### [Required task]
Each line that holds the word "background" is to be identified and copied.

[start]

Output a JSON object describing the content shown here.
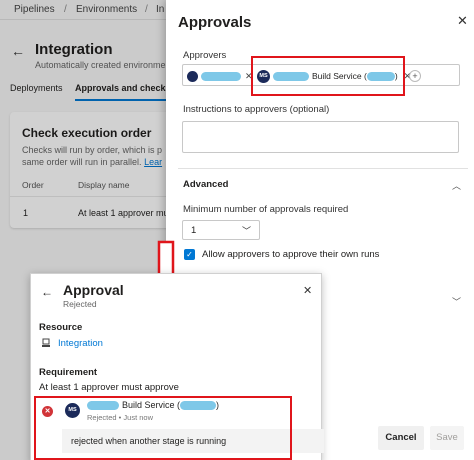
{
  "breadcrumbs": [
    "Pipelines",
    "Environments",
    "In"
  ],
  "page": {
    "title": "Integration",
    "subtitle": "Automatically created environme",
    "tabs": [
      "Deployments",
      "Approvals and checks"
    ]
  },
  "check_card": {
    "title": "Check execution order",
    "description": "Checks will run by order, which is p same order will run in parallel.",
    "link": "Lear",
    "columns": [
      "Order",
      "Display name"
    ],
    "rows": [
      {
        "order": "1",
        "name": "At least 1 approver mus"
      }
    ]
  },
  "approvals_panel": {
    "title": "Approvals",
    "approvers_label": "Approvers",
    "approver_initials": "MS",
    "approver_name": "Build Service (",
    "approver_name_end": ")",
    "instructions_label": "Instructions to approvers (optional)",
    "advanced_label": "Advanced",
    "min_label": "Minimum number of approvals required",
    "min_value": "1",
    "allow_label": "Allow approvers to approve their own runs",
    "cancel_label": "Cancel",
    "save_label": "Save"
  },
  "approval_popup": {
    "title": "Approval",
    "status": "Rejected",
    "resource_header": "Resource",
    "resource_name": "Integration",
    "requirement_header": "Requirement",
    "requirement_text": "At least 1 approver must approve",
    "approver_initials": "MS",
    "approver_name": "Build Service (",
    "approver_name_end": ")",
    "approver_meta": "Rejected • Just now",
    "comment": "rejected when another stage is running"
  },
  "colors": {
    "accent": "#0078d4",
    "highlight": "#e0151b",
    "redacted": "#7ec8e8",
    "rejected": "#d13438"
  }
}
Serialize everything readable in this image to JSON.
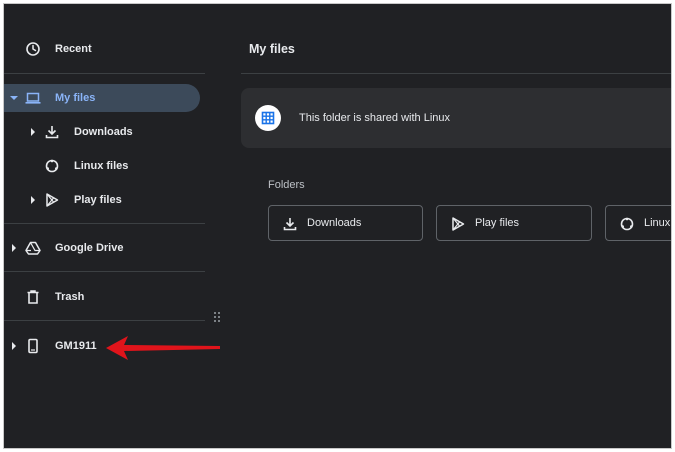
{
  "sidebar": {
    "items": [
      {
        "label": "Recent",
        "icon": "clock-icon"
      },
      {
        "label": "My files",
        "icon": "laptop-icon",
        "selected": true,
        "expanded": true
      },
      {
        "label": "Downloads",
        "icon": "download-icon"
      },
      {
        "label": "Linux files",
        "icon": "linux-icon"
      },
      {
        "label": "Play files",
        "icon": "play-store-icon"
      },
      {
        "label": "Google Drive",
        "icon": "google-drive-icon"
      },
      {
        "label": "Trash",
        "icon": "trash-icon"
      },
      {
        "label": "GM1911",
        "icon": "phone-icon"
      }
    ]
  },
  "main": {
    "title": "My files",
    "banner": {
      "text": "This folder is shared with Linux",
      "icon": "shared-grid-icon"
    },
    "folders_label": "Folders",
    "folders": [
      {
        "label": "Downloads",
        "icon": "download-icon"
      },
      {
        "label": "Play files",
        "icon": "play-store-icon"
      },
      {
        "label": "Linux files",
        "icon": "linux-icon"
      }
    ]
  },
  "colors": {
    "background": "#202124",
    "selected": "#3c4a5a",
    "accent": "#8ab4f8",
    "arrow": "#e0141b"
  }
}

[end]
[start]

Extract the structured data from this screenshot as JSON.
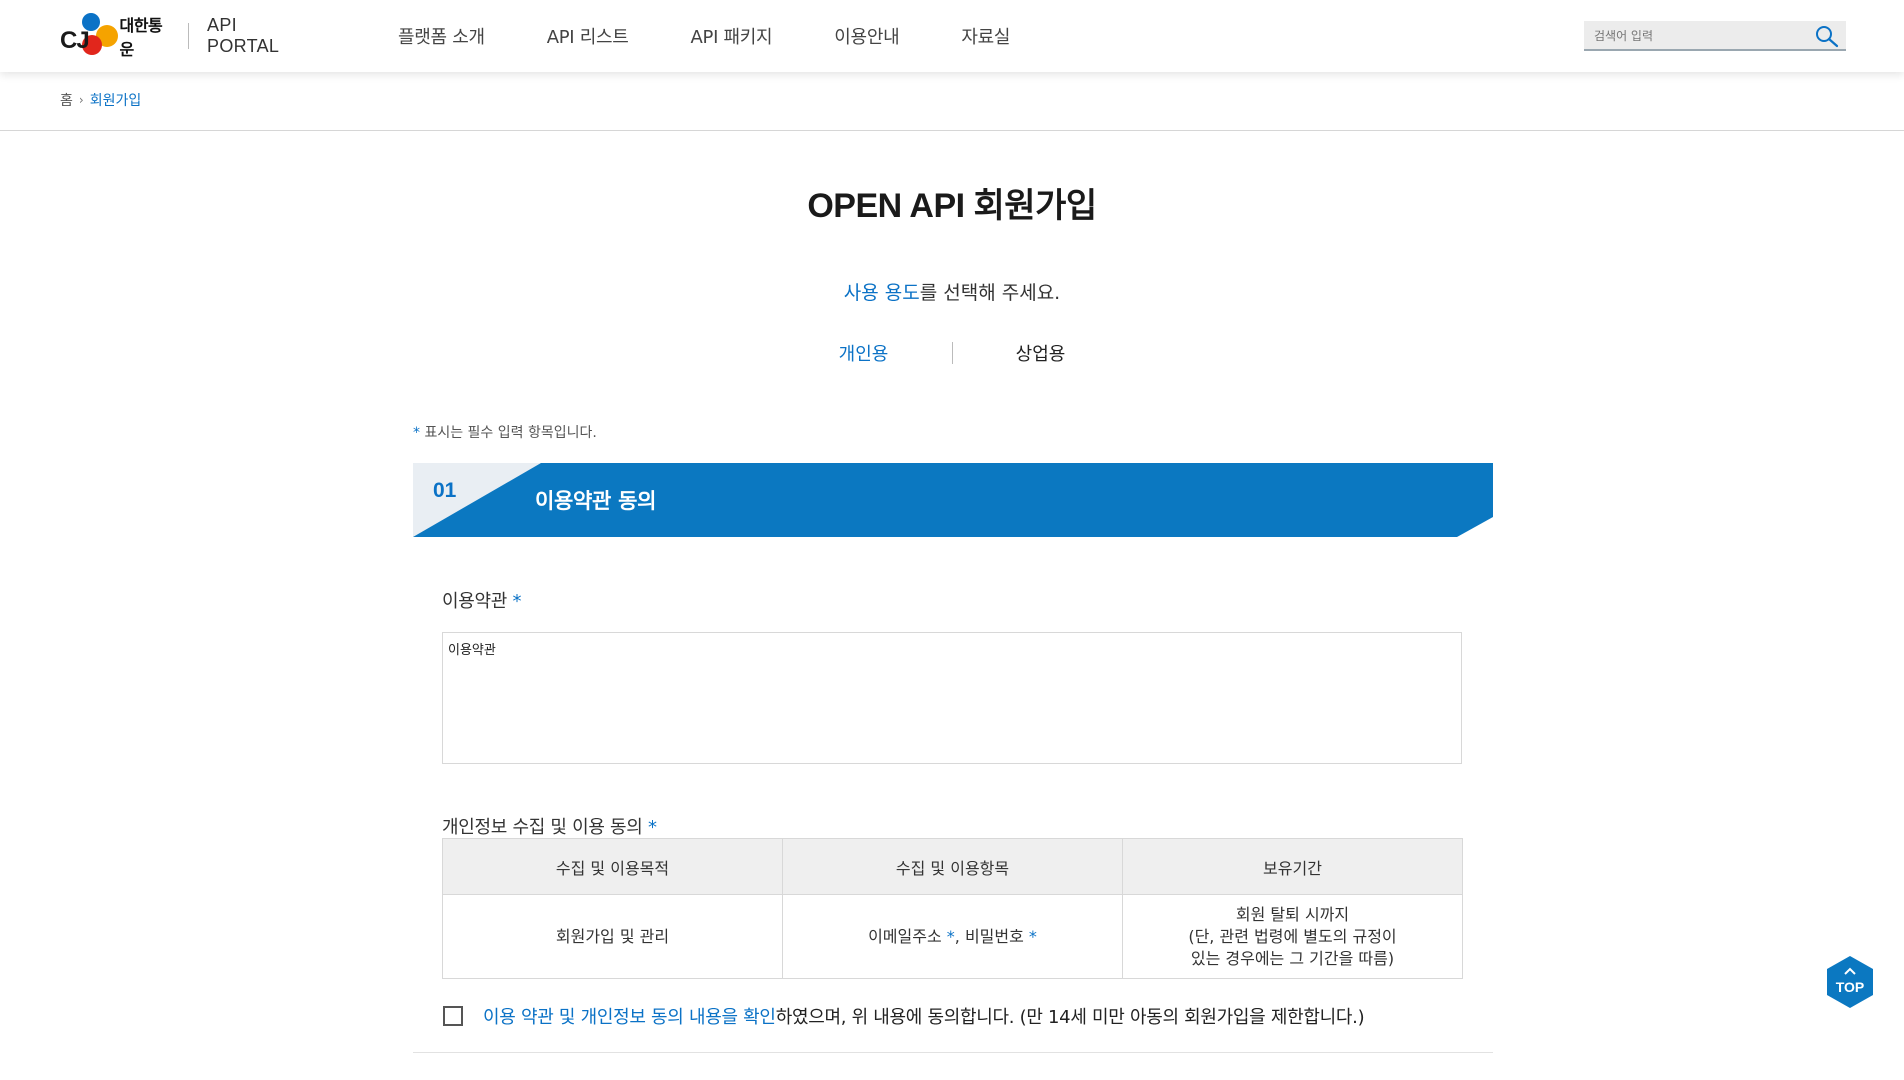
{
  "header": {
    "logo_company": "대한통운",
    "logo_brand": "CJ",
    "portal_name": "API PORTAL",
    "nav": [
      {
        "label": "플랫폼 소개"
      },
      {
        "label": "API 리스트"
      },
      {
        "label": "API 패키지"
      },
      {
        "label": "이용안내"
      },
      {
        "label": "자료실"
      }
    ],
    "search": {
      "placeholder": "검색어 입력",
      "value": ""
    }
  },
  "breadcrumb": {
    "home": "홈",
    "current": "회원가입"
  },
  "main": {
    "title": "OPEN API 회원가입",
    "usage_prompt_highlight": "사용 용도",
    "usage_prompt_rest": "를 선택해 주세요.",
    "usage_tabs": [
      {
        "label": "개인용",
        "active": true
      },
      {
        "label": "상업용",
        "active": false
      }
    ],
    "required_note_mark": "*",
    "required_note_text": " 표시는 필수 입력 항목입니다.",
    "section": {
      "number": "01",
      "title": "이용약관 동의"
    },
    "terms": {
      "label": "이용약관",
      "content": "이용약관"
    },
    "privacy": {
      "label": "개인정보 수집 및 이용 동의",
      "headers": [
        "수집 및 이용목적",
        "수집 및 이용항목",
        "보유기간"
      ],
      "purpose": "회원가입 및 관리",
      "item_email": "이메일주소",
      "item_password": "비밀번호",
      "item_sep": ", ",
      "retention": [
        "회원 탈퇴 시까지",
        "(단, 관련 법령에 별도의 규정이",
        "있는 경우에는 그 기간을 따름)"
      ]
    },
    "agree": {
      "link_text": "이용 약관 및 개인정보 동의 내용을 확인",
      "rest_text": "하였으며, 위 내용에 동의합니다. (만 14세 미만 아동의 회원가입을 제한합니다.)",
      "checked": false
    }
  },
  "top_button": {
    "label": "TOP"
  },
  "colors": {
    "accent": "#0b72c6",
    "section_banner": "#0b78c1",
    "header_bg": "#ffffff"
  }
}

[end]
[start]

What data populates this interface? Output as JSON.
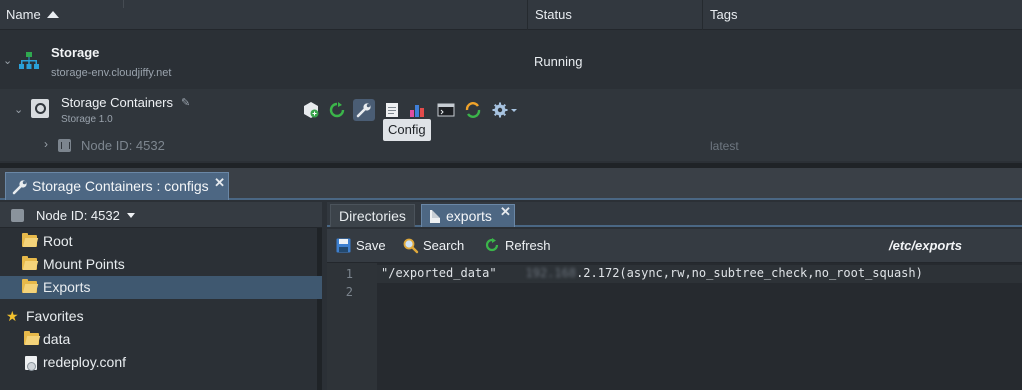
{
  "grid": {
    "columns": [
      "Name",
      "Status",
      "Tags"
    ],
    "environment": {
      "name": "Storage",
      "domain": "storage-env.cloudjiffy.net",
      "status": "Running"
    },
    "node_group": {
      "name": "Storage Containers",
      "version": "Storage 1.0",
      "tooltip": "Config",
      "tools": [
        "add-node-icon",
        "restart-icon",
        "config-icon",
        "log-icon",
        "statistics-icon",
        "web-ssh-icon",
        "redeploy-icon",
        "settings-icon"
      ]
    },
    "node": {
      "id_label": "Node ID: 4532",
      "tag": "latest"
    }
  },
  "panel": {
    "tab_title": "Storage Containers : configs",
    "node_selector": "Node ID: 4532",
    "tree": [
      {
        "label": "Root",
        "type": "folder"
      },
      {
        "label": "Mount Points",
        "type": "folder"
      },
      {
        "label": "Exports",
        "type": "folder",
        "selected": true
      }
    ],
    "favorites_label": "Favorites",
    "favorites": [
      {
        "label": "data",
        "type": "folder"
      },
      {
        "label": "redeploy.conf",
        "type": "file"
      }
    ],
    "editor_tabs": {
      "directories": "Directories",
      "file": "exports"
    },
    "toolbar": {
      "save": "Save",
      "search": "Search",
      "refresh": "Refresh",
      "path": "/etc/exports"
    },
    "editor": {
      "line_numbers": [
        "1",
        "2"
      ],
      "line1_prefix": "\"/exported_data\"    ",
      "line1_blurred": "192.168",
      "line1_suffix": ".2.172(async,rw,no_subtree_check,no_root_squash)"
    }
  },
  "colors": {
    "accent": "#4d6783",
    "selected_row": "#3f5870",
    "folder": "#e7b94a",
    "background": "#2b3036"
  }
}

[end]

### [Final result]
    "background": "#202124",
    "background": "#2b3036"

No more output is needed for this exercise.